**SHORT EXERCISE:** Extract every line of the material that holds the string "harjoitteiden".

Dataset items:
=-=-=

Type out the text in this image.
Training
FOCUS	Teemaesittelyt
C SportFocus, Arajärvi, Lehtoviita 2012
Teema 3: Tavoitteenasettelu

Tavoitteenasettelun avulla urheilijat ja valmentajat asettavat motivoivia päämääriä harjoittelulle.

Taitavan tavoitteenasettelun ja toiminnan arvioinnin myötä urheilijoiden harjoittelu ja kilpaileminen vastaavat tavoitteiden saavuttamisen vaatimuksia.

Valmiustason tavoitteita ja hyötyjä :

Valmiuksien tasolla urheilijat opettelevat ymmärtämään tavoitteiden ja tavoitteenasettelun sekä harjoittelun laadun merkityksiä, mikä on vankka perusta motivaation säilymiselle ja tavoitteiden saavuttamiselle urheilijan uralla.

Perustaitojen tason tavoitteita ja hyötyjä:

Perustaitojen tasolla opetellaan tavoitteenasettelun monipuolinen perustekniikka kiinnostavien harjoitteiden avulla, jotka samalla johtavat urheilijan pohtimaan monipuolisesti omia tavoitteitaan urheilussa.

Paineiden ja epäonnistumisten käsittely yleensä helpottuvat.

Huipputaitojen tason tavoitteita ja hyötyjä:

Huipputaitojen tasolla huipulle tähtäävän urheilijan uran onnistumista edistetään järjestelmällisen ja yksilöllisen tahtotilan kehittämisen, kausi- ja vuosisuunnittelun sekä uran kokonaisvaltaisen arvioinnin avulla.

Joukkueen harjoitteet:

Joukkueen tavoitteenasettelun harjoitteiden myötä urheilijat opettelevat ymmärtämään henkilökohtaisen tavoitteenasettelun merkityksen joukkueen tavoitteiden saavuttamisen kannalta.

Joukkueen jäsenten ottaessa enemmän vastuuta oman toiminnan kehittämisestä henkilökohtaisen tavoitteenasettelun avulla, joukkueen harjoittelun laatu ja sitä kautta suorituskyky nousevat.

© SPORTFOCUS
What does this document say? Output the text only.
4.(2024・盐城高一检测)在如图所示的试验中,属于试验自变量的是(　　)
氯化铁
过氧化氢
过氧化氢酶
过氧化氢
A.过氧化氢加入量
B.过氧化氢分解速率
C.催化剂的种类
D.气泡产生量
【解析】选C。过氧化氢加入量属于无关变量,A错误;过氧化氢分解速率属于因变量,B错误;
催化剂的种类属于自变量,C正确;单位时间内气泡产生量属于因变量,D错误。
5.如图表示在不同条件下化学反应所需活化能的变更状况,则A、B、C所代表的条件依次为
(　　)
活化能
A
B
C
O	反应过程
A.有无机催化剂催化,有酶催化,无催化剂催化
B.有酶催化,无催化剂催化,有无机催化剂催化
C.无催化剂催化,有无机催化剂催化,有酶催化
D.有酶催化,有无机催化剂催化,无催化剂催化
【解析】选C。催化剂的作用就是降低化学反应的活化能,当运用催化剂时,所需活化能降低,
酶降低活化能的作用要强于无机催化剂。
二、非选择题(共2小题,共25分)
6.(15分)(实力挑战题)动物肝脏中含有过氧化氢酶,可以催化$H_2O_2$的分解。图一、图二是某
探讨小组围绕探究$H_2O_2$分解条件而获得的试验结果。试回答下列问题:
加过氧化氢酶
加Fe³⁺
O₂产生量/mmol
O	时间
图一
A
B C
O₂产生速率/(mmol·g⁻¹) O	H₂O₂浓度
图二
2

=-=-=

**SOLUTION TO THE PROBLEM:**
Perustaitojen tasolla opetellaan tavoitteenasettelun monipuolinen perustekniikka kiinnostavien harjoitteiden avulla, jotka samalla johtavat urheilijan pohtimaan monipuolisesti omia tavoitteitaan urheilussa.
Joukkueen tavoitteenasettelun harjoitteiden myötä urheilijat opettelevat ymmärtämään henkilökohtaisen tavoitteenasettelun merkityksen joukkueen tavoitteiden saavuttamisen kannalta.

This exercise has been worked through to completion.